Aim of the exercise
Line by line, please look for the word "subtitle" in the following records, then copy each line you find it in.

☆ ☆ ☆ ☆ ☆

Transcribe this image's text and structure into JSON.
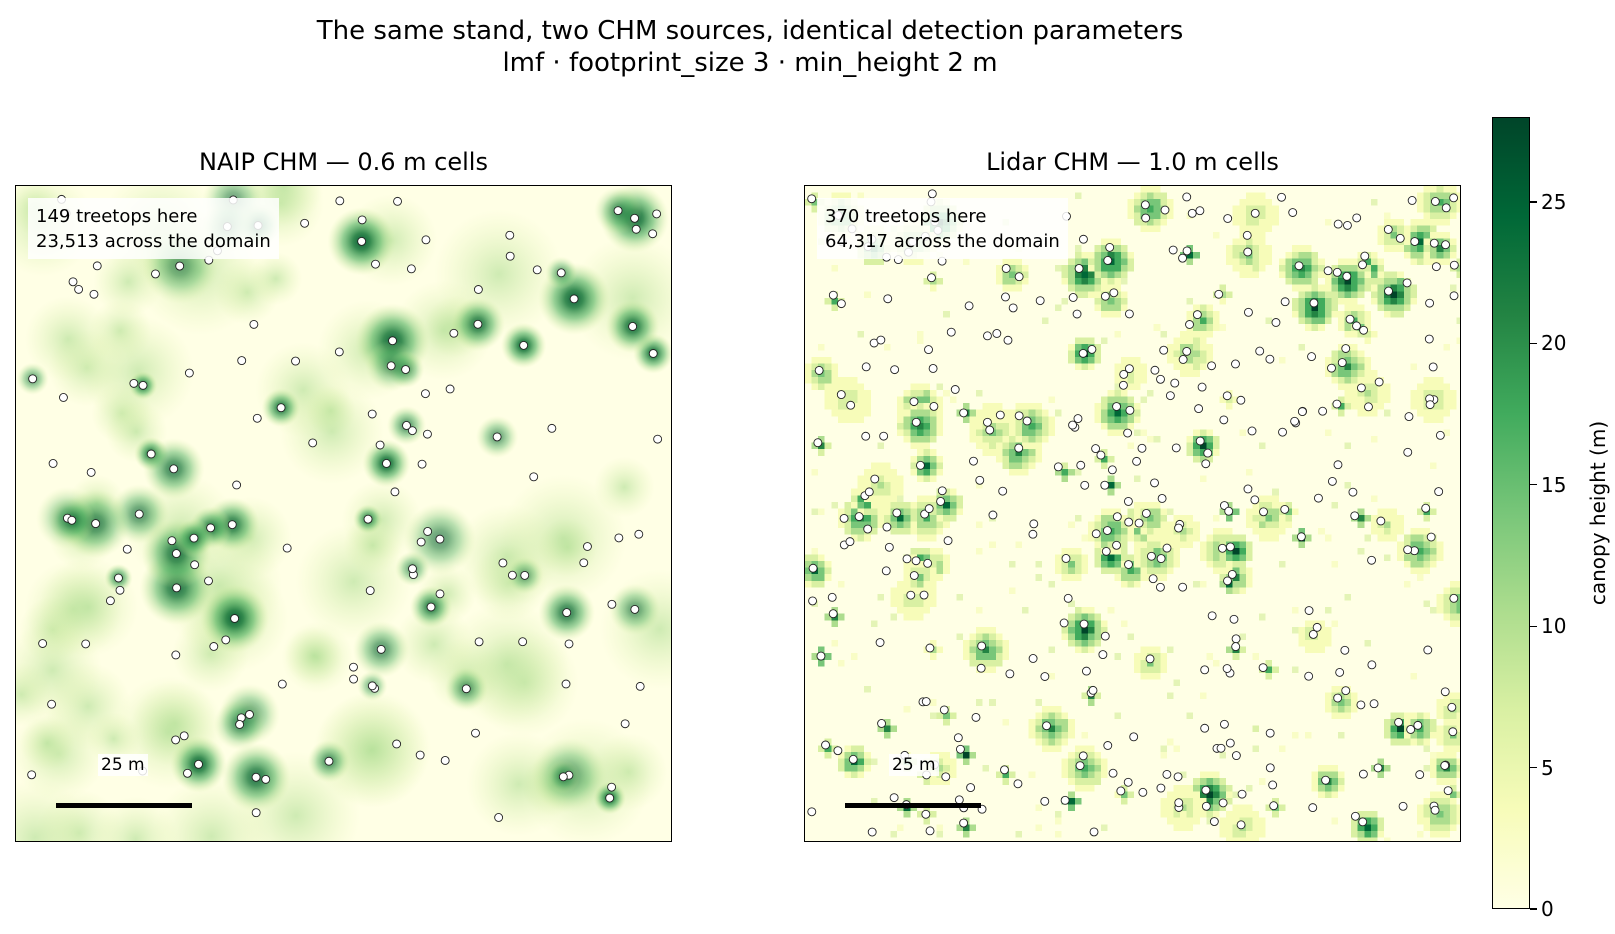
{
  "title": "The same stand, two CHM sources, identical detection parameters",
  "subtitle": "lmf · footprint_size 3 · min_height 2 m",
  "panels": [
    {
      "title": "NAIP CHM — 0.6 m cells",
      "info_line1": "149 treetops here",
      "info_line2": "23,513 across the domain",
      "scalebar_label": "25 m",
      "cell_size_m": 0.6,
      "treetop_count": 149,
      "domain_count": 23513
    },
    {
      "title": "Lidar CHM — 1.0 m cells",
      "info_line1": "370 treetops here",
      "info_line2": "64,317 across the domain",
      "scalebar_label": "25 m",
      "cell_size_m": 1.0,
      "treetop_count": 370,
      "domain_count": 64317
    }
  ],
  "colorbar": {
    "label": "canopy height (m)",
    "ticks": [
      "0",
      "5",
      "10",
      "15",
      "20",
      "25"
    ],
    "range": [
      0,
      28
    ],
    "colormap": "YlGn",
    "colors": [
      "#ffffe5",
      "#f7fcb9",
      "#d9f0a3",
      "#addd8e",
      "#78c679",
      "#41ab5d",
      "#238443",
      "#006837",
      "#004529"
    ]
  },
  "chart_data": {
    "type": "heatmap",
    "title": "The same stand, two CHM sources, identical detection parameters",
    "subtitle": "lmf · footprint_size 3 · min_height 2 m",
    "panels": [
      {
        "title": "NAIP CHM — 0.6 m cells",
        "treetops_shown": 149,
        "treetops_domain": 23513,
        "scalebar_m": 25
      },
      {
        "title": "Lidar CHM — 1.0 m cells",
        "treetops_shown": 370,
        "treetops_domain": 64317,
        "scalebar_m": 25
      }
    ],
    "colorbar": {
      "label": "canopy height (m)",
      "vmin": 0,
      "vmax": 28,
      "ticks": [
        0,
        5,
        10,
        15,
        20,
        25
      ]
    },
    "markers": "white circles with black edge = detected treetops"
  }
}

☆ ☆ ☆ ☆ ☆

Expected output
  "subtitle": "lmf · footprint_size 3 · min_height 2 m",
    "subtitle": "lmf · footprint_size 3 · min_height 2 m",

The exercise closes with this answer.